• _Problem description_: Locate the lines of the listing below that hold "name", then copy each of them.

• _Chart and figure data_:
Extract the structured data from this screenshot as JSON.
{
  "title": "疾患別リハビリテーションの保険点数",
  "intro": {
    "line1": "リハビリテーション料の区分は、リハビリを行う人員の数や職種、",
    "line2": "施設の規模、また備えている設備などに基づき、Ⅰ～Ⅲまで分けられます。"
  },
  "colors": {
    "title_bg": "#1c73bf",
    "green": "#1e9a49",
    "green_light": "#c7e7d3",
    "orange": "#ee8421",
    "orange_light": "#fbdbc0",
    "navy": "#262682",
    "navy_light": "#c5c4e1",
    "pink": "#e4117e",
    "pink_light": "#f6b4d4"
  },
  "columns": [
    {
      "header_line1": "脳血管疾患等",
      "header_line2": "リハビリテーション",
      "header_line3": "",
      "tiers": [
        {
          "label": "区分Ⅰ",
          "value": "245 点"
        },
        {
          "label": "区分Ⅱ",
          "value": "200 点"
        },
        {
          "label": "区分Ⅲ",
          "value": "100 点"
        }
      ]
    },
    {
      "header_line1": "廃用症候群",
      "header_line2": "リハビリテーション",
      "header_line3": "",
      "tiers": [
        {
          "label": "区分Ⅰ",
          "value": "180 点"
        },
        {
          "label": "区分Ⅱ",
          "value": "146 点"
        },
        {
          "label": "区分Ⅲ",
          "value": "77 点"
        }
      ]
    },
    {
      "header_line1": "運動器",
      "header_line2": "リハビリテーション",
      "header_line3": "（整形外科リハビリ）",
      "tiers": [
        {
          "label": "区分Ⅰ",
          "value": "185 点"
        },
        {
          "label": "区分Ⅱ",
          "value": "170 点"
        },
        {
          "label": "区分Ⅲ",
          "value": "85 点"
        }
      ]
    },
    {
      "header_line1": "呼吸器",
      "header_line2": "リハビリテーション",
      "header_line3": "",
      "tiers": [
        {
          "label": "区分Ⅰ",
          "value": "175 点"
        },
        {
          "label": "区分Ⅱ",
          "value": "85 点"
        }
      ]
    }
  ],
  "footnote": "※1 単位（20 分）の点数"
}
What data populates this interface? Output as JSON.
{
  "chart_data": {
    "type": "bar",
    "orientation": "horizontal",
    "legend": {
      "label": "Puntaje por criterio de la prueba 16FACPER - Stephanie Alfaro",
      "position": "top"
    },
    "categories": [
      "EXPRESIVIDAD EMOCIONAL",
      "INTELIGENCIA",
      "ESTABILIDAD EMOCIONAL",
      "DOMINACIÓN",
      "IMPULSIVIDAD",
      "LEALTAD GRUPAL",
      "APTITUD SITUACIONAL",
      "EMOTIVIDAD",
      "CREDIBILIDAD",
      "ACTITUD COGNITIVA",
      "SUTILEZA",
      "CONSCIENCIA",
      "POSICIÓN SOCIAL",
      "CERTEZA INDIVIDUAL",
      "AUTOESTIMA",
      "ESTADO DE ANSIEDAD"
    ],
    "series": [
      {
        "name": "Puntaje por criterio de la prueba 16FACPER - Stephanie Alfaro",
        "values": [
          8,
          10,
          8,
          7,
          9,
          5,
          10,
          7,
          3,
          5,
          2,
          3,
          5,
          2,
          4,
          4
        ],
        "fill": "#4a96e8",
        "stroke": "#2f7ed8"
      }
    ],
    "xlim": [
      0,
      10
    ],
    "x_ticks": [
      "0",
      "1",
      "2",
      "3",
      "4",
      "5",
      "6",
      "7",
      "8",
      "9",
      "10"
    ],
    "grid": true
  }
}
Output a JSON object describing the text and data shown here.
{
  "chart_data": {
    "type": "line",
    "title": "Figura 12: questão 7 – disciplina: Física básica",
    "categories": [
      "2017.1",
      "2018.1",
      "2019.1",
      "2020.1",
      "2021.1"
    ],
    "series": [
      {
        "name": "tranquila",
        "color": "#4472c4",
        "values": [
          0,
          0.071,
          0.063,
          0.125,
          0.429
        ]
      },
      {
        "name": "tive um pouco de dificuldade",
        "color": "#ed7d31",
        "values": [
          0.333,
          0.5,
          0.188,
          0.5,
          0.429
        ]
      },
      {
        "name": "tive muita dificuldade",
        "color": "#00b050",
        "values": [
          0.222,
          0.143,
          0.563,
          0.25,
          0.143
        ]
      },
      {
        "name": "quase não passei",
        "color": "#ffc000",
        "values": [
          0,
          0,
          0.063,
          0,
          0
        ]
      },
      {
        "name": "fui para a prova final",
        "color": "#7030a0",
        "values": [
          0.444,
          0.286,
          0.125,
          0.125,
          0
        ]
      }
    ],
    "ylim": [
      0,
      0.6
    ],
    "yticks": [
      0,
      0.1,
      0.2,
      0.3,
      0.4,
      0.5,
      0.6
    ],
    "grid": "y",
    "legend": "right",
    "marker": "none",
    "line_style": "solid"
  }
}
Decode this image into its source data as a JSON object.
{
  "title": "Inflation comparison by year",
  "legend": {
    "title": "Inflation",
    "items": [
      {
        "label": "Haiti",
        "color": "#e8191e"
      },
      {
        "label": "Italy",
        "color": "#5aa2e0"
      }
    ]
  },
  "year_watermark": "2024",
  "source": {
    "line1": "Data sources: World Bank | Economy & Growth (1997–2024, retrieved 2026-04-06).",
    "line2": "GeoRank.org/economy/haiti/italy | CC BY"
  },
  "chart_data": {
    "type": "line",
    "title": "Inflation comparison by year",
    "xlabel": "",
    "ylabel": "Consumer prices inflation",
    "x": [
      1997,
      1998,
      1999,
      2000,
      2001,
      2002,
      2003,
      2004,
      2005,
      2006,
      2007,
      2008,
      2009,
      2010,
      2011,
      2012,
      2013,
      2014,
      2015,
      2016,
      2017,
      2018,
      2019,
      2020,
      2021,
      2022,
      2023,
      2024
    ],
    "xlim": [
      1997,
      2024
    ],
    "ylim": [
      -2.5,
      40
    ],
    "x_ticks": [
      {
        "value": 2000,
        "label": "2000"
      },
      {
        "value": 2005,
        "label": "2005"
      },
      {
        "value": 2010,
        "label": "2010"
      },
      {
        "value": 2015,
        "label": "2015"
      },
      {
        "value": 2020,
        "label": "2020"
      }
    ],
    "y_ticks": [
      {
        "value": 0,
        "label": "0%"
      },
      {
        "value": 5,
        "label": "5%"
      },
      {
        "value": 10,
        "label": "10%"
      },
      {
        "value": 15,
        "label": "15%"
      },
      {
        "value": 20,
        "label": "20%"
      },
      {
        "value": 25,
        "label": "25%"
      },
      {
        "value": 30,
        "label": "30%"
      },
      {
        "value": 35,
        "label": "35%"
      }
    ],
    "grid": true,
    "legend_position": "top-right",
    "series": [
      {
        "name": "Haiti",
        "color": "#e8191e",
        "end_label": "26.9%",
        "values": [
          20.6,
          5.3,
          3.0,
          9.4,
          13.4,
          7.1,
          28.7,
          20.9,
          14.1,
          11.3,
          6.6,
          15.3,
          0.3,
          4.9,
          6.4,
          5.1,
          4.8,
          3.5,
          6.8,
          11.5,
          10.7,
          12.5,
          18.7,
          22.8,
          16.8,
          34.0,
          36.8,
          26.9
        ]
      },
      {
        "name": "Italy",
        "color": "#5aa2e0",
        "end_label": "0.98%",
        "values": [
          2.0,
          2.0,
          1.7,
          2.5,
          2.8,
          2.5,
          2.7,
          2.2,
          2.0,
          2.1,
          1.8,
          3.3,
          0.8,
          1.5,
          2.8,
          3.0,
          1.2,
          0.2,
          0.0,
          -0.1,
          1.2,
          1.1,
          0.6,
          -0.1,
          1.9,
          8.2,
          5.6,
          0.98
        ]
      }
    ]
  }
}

• _Output for this exercise_:
        "name": "Puntaje por criterio de la prueba 16FACPER - Stephanie Alfaro",
        "name": "tranquila",
        "name": "tive um pouco de dificuldade",
        "name": "tive muita dificuldade",
        "name": "quase não passei",
        "name": "fui para a prova final",
        "name": "Haiti",
        "name": "Italy",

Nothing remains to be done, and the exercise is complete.